Records to use –
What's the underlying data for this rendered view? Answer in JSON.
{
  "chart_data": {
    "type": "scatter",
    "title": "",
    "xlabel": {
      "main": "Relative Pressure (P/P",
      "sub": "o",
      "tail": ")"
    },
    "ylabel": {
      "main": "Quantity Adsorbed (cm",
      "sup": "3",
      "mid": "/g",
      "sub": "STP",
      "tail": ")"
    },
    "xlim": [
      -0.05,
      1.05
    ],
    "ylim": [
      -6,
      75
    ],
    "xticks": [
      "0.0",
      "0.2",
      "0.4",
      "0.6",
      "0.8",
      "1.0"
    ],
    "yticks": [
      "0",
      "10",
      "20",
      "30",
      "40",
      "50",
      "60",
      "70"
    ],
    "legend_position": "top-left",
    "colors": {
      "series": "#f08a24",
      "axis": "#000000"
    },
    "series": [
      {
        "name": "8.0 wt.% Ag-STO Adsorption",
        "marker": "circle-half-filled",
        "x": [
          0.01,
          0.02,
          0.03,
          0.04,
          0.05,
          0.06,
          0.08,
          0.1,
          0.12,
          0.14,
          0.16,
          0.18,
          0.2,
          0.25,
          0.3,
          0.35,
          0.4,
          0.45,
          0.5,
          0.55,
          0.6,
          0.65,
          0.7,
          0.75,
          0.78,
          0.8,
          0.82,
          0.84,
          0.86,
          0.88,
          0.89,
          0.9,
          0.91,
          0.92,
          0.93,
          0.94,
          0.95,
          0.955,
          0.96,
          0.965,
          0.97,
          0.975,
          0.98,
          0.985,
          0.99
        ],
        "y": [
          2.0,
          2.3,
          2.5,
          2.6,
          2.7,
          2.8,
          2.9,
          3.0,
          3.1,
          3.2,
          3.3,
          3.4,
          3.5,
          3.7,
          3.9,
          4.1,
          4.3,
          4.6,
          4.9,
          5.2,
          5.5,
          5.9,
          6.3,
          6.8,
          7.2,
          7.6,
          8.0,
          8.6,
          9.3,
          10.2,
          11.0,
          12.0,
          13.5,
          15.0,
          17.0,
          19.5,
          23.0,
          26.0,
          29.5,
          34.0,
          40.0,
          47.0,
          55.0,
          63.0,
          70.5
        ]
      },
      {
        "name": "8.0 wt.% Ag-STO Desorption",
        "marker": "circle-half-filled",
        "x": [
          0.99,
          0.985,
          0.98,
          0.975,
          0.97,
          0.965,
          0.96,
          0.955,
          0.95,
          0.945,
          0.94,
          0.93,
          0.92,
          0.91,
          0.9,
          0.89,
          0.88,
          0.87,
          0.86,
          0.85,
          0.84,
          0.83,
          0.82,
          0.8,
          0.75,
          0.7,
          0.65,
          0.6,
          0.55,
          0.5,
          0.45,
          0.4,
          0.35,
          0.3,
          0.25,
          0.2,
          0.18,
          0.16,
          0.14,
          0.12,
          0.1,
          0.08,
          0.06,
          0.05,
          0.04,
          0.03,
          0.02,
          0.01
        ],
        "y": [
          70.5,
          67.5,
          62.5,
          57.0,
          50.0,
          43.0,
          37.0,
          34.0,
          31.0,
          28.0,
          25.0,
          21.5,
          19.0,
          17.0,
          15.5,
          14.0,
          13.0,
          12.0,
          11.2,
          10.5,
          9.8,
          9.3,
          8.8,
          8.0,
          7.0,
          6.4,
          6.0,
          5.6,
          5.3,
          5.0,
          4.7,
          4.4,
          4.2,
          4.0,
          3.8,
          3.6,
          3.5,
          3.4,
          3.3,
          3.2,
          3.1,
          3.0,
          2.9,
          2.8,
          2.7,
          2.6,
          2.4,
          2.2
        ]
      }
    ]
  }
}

Task goal – Return all of the data word for word.

Task response –
What's the underlying data for this rendered view? Answer in JSON.
{
  "chart_data": {
    "type": "scatter",
    "title": "",
    "xlabel": {
      "main": "Relative Pressure (P/P",
      "sub": "o",
      "tail": ")"
    },
    "ylabel": {
      "main": "Quantity Adsorbed (cm",
      "sup": "3",
      "mid": "/g",
      "sub": "STP",
      "tail": ")"
    },
    "xlim": [
      -0.05,
      1.05
    ],
    "ylim": [
      -6,
      75
    ],
    "xticks": [
      "0.0",
      "0.2",
      "0.4",
      "0.6",
      "0.8",
      "1.0"
    ],
    "yticks": [
      "0",
      "10",
      "20",
      "30",
      "40",
      "50",
      "60",
      "70"
    ],
    "legend_position": "top-left",
    "colors": {
      "series": "#f08a24",
      "axis": "#000000"
    },
    "series": [
      {
        "name": "8.0 wt.% Ag-STO Adsorption",
        "marker": "circle-half-filled",
        "x": [
          0.01,
          0.02,
          0.03,
          0.04,
          0.05,
          0.06,
          0.08,
          0.1,
          0.12,
          0.14,
          0.16,
          0.18,
          0.2,
          0.25,
          0.3,
          0.35,
          0.4,
          0.45,
          0.5,
          0.55,
          0.6,
          0.65,
          0.7,
          0.75,
          0.78,
          0.8,
          0.82,
          0.84,
          0.86,
          0.88,
          0.89,
          0.9,
          0.91,
          0.92,
          0.93,
          0.94,
          0.95,
          0.955,
          0.96,
          0.965,
          0.97,
          0.975,
          0.98,
          0.985,
          0.99
        ],
        "y": [
          2.0,
          2.3,
          2.5,
          2.6,
          2.7,
          2.8,
          2.9,
          3.0,
          3.1,
          3.2,
          3.3,
          3.4,
          3.5,
          3.7,
          3.9,
          4.1,
          4.3,
          4.6,
          4.9,
          5.2,
          5.5,
          5.9,
          6.3,
          6.8,
          7.2,
          7.6,
          8.0,
          8.6,
          9.3,
          10.2,
          11.0,
          12.0,
          13.5,
          15.0,
          17.0,
          19.5,
          23.0,
          26.0,
          29.5,
          34.0,
          40.0,
          47.0,
          55.0,
          63.0,
          70.5
        ]
      },
      {
        "name": "8.0 wt.% Ag-STO Desorption",
        "marker": "circle-half-filled",
        "x": [
          0.99,
          0.985,
          0.98,
          0.975,
          0.97,
          0.965,
          0.96,
          0.955,
          0.95,
          0.945,
          0.94,
          0.93,
          0.92,
          0.91,
          0.9,
          0.89,
          0.88,
          0.87,
          0.86,
          0.85,
          0.84,
          0.83,
          0.82,
          0.8,
          0.75,
          0.7,
          0.65,
          0.6,
          0.55,
          0.5,
          0.45,
          0.4,
          0.35,
          0.3,
          0.25,
          0.2,
          0.18,
          0.16,
          0.14,
          0.12,
          0.1,
          0.08,
          0.06,
          0.05,
          0.04,
          0.03,
          0.02,
          0.01
        ],
        "y": [
          70.5,
          67.5,
          62.5,
          57.0,
          50.0,
          43.0,
          37.0,
          34.0,
          31.0,
          28.0,
          25.0,
          21.5,
          19.0,
          17.0,
          15.5,
          14.0,
          13.0,
          12.0,
          11.2,
          10.5,
          9.8,
          9.3,
          8.8,
          8.0,
          7.0,
          6.4,
          6.0,
          5.6,
          5.3,
          5.0,
          4.7,
          4.4,
          4.2,
          4.0,
          3.8,
          3.6,
          3.5,
          3.4,
          3.3,
          3.2,
          3.1,
          3.0,
          2.9,
          2.8,
          2.7,
          2.6,
          2.4,
          2.2
        ]
      }
    ]
  }
}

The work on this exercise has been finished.